Set task: Find every line in the records that holds the string "Warburton". Copy each one.

[Collection entries]
== == ==
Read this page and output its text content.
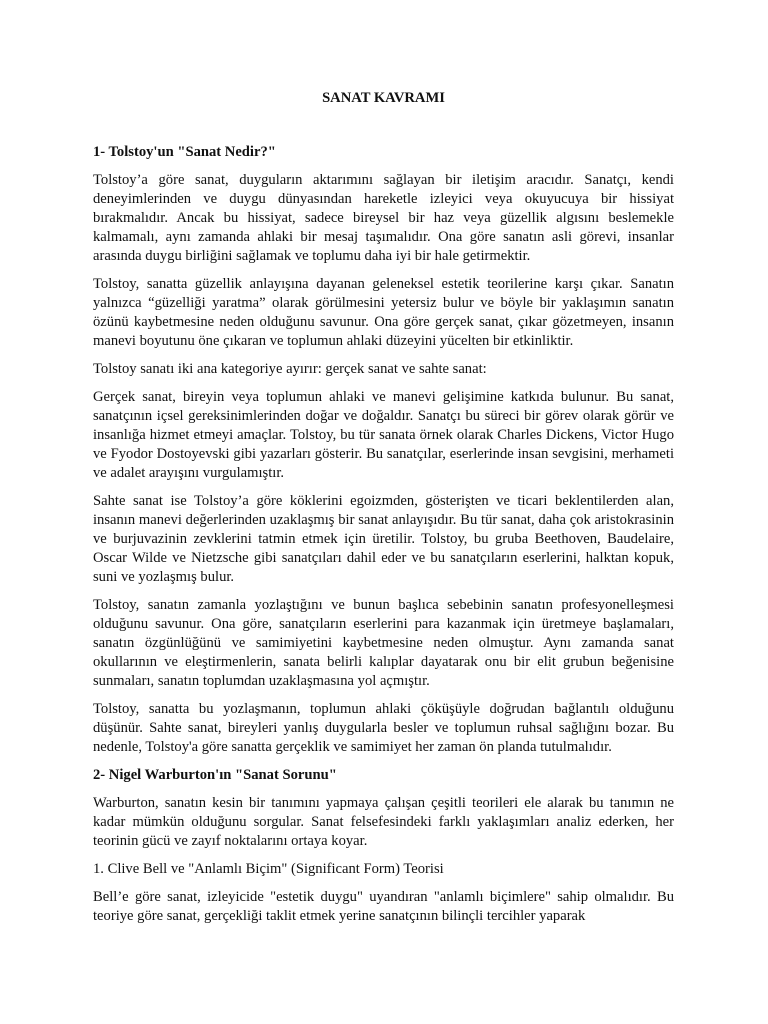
SANAT KAVRAMI
1- Tolstoy'un "Sanat Nedir?"

Tolstoy’a göre sanat, duyguların aktarımını sağlayan bir iletişim aracıdır. Sanatçı, kendi deneyimlerinden ve duygu dünyasından hareketle izleyici veya okuyucuya bir hissiyat bırakmalıdır. Ancak bu hissiyat, sadece bireysel bir haz veya güzellik algısını beslemekle kalmamalı, aynı zamanda ahlaki bir mesaj taşımalıdır. Ona göre sanatın asli görevi, insanlar arasında duygu birliğini sağlamak ve toplumu daha iyi bir hale getirmektir.

Tolstoy, sanatta güzellik anlayışına dayanan geleneksel estetik teorilerine karşı çıkar. Sanatın yalnızca “güzelliği yaratma” olarak görülmesini yetersiz bulur ve böyle bir yaklaşımın sanatın özünü kaybetmesine neden olduğunu savunur. Ona göre gerçek sanat, çıkar gözetmeyen, insanın manevi boyutunu öne çıkaran ve toplumun ahlaki düzeyini yücelten bir etkinliktir.

Tolstoy sanatı iki ana kategoriye ayırır: gerçek sanat ve sahte sanat:

Gerçek sanat, bireyin veya toplumun ahlaki ve manevi gelişimine katkıda bulunur. Bu sanat, sanatçının içsel gereksinimlerinden doğar ve doğaldır. Sanatçı bu süreci bir görev olarak görür ve insanlığa hizmet etmeyi amaçlar. Tolstoy, bu tür sanata örnek olarak Charles Dickens, Victor Hugo ve Fyodor Dostoyevski gibi yazarları gösterir. Bu sanatçılar, eserlerinde insan sevgisini, merhameti ve adalet arayışını vurgulamıştır.

Sahte sanat ise Tolstoy’a göre köklerini egoizmden, gösterişten ve ticari beklentilerden alan, insanın manevi değerlerinden uzaklaşmış bir sanat anlayışıdır. Bu tür sanat, daha çok aristokrasinin ve burjuvazinin zevklerini tatmin etmek için üretilir. Tolstoy, bu gruba Beethoven, Baudelaire, Oscar Wilde ve Nietzsche gibi sanatçıları dahil eder ve bu sanatçıların eserlerini, halktan kopuk, suni ve yozlaşmış bulur.

Tolstoy, sanatın zamanla yozlaştığını ve bunun başlıca sebebinin sanatın profesyonelleşmesi olduğunu savunur. Ona göre, sanatçıların eserlerini para kazanmak için üretmeye başlamaları, sanatın özgünlüğünü ve samimiyetini kaybetmesine neden olmuştur. Aynı zamanda sanat okullarının ve eleştirmenlerin, sanata belirli kalıplar dayatarak onu bir elit grubun beğenisine sunmaları, sanatın toplumdan uzaklaşmasına yol açmıştır.

Tolstoy, sanatta bu yozlaşmanın, toplumun ahlaki çöküşüyle doğrudan bağlantılı olduğunu düşünür. Sahte sanat, bireyleri yanlış duygularla besler ve toplumun ruhsal sağlığını bozar. Bu nedenle, Tolstoy'a göre sanatta gerçeklik ve samimiyet her zaman ön planda tutulmalıdır.

2- Nigel Warburton'ın "Sanat Sorunu"

Warburton, sanatın kesin bir tanımını yapmaya çalışan çeşitli teorileri ele alarak bu tanımın ne kadar mümkün olduğunu sorgular. Sanat felsefesindeki farklı yaklaşımları analiz ederken, her teorinin gücü ve zayıf noktalarını ortaya koyar.

1. Clive Bell ve "Anlamlı Biçim" (Significant Form) Teorisi

Bell’e göre sanat, izleyicide "estetik duygu" uyandıran "anlamlı biçimlere" sahip olmalıdır. Bu teoriye göre sanat, gerçekliği taklit etmek yerine sanatçının bilinçli tercihler yaparak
== == ==
Output of the exercise:
2- Nigel Warburton'ın "Sanat Sorunu"
Warburton, sanatın kesin bir tanımını yapmaya çalışan çeşitli teorileri ele alarak bu tanımın ne kadar mümkün olduğunu sorgular. Sanat felsefesindeki farklı yaklaşımları analiz ederken, her teorinin gücü ve zayıf noktalarını ortaya koyar.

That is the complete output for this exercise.